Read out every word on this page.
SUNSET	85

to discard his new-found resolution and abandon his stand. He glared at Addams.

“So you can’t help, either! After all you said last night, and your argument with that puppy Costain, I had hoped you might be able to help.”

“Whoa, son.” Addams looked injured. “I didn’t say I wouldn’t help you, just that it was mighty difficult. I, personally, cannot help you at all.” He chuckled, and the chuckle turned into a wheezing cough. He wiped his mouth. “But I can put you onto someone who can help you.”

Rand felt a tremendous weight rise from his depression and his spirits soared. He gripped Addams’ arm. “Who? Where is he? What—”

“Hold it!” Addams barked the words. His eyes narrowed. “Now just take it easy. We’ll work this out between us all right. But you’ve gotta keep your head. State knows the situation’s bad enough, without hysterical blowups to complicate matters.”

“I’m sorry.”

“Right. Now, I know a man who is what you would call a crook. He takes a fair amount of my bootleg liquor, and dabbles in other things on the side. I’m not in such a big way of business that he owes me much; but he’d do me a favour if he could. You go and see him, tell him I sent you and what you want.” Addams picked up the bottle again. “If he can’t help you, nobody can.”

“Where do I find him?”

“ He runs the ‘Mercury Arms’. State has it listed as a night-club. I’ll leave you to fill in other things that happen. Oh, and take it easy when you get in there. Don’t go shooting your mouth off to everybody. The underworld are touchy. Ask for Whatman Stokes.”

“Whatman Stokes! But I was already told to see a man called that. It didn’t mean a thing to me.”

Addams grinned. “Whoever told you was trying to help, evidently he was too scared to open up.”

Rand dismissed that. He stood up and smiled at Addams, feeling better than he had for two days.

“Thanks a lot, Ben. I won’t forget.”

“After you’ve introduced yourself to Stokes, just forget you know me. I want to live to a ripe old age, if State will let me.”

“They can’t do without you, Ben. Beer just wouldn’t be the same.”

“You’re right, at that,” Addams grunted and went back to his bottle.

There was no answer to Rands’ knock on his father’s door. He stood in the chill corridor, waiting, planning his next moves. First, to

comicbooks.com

## What the task asks
Please give back all of the records exactly as written.

## Result for this task
Read out every word on this page.
SUNSET	85

to discard his new-found resolution and abandon his stand. He glared at Addams.

“So you can’t help, either! After all you said last night, and your argument with that puppy Costain, I had hoped you might be able to help.”

“Whoa, son.” Addams looked injured. “I didn’t say I wouldn’t help you, just that it was mighty difficult. I, personally, cannot help you at all.” He chuckled, and the chuckle turned into a wheezing cough. He wiped his mouth. “But I can put you onto someone who can help you.”

Rand felt a tremendous weight rise from his depression and his spirits soared. He gripped Addams’ arm. “Who? Where is he? What—”

“Hold it!” Addams barked the words. His eyes narrowed. “Now just take it easy. We’ll work this out between us all right. But you’ve gotta keep your head. State knows the situation’s bad enough, without hysterical blowups to complicate matters.”

“I’m sorry.”

“Right. Now, I know a man who is what you would call a crook. He takes a fair amount of my bootleg liquor, and dabbles in other things on the side. I’m not in such a big way of business that he owes me much; but he’d do me a favour if he could. You go and see him, tell him I sent you and what you want.” Addams picked up the bottle again. “If he can’t help you, nobody can.”

“Where do I find him?”

“ He runs the ‘Mercury Arms’. State has it listed as a night-club. I’ll leave you to fill in other things that happen. Oh, and take it easy when you get in there. Don’t go shooting your mouth off to everybody. The underworld are touchy. Ask for Whatman Stokes.”

“Whatman Stokes! But I was already told to see a man called that. It didn’t mean a thing to me.”

Addams grinned. “Whoever told you was trying to help, evidently he was too scared to open up.”

Rand dismissed that. He stood up and smiled at Addams, feeling better than he had for two days.

“Thanks a lot, Ben. I won’t forget.”

“After you’ve introduced yourself to Stokes, just forget you know me. I want to live to a ripe old age, if State will let me.”

“They can’t do without you, Ben. Beer just wouldn’t be the same.”

“You’re right, at that,” Addams grunted and went back to his bottle.

There was no answer to Rands’ knock on his father’s door. He stood in the chill corridor, waiting, planning his next moves. First, to

comicbooks.com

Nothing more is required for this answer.